TASK PROMPT - Find how many lines in the material contain "Tienda"; your answer should be that number alone.

═══ RECORDS FOR THIS TASK

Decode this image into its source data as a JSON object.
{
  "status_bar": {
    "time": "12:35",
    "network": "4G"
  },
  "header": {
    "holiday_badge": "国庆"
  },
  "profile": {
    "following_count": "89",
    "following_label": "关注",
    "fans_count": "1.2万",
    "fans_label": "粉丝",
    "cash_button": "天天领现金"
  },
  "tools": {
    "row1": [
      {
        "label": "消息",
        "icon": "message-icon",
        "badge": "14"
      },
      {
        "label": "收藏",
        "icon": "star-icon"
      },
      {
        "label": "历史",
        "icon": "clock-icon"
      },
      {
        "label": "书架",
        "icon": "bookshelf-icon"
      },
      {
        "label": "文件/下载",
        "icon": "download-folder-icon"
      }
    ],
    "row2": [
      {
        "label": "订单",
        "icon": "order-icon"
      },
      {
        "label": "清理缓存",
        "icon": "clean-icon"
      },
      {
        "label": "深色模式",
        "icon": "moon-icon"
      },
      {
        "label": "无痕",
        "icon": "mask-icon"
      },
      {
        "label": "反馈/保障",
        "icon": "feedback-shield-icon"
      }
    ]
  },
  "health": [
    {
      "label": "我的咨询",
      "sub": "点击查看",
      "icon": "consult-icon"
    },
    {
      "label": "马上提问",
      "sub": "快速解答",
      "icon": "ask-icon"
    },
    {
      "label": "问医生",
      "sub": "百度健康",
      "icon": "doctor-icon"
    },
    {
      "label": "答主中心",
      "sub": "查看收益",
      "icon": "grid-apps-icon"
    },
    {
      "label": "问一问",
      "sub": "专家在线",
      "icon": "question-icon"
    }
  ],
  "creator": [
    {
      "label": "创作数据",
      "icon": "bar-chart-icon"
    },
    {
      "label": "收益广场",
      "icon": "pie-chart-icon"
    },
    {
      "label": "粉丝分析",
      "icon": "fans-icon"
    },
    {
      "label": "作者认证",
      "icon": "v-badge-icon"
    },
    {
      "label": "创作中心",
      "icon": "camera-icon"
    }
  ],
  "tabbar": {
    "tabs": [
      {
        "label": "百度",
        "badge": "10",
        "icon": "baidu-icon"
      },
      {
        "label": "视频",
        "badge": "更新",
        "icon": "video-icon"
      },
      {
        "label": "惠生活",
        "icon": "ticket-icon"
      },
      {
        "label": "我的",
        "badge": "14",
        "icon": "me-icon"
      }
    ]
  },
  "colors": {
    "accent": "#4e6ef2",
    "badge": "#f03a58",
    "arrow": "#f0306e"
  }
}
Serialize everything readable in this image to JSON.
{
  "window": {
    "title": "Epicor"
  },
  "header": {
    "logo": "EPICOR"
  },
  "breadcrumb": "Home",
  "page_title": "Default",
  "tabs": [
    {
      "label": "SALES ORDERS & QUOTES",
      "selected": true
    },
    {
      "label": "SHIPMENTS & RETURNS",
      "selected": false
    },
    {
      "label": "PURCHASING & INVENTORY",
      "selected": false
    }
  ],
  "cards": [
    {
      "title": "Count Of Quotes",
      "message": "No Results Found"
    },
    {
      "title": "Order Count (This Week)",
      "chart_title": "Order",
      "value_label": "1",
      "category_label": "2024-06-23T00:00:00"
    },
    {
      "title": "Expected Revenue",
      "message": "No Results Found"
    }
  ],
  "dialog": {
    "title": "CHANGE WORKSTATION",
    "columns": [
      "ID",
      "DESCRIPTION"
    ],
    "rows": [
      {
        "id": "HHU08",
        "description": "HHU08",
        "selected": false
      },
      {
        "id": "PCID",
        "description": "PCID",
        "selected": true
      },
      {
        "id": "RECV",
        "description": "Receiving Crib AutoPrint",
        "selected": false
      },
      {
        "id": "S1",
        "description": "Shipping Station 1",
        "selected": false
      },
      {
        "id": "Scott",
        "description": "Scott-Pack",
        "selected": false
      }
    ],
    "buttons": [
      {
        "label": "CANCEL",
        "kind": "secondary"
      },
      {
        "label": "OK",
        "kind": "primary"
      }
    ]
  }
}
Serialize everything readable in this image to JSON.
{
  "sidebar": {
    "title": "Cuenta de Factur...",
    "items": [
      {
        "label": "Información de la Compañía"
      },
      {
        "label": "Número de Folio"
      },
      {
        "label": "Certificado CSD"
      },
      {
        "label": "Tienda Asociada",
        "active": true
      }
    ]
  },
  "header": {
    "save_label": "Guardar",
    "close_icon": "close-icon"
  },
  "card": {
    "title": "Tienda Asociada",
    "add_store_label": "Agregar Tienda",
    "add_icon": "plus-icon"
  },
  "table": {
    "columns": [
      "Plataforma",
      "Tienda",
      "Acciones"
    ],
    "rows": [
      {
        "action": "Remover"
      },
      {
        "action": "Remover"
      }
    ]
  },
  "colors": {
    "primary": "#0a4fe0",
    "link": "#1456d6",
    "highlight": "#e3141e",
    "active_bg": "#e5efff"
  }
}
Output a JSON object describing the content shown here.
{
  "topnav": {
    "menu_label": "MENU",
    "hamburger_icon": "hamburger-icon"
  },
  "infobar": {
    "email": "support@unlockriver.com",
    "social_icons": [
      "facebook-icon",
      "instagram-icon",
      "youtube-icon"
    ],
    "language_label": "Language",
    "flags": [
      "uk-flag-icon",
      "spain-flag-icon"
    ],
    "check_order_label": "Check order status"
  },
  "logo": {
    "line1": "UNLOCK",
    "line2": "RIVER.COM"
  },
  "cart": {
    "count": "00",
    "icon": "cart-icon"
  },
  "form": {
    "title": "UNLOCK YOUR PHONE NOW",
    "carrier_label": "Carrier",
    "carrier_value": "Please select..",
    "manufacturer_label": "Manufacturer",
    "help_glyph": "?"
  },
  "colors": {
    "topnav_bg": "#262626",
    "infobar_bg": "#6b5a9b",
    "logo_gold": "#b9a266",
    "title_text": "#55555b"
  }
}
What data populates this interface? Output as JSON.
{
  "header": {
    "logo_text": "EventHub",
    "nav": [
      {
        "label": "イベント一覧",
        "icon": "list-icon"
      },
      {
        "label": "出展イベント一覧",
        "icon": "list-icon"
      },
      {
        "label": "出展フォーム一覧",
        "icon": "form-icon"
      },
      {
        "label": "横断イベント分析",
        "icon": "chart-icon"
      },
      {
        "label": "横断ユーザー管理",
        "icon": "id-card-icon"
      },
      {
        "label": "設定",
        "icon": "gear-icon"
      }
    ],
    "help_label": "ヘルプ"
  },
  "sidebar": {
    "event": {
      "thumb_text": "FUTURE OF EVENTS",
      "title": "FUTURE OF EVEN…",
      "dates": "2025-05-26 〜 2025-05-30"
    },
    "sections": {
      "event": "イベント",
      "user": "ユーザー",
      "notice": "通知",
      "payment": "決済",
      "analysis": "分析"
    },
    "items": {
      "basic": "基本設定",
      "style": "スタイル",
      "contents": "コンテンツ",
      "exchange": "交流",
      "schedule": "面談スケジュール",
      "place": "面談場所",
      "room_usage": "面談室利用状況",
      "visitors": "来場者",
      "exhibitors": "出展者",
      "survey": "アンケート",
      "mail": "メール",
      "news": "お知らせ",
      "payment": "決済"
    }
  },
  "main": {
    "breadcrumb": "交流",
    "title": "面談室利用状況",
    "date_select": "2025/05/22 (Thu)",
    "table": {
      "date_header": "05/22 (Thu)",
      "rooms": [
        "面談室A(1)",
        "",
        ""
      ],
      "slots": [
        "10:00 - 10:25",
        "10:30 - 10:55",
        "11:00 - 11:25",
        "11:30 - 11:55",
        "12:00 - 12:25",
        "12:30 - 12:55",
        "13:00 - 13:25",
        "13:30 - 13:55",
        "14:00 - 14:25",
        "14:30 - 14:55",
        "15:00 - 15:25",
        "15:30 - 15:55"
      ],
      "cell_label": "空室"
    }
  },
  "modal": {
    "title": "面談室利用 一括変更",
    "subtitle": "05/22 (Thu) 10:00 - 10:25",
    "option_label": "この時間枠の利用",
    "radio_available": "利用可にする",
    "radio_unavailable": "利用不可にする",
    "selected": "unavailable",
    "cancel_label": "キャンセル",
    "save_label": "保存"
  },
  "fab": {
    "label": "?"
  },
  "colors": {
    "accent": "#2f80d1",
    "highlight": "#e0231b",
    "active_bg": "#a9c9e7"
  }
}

══════

SOLVED EXERCISE - 4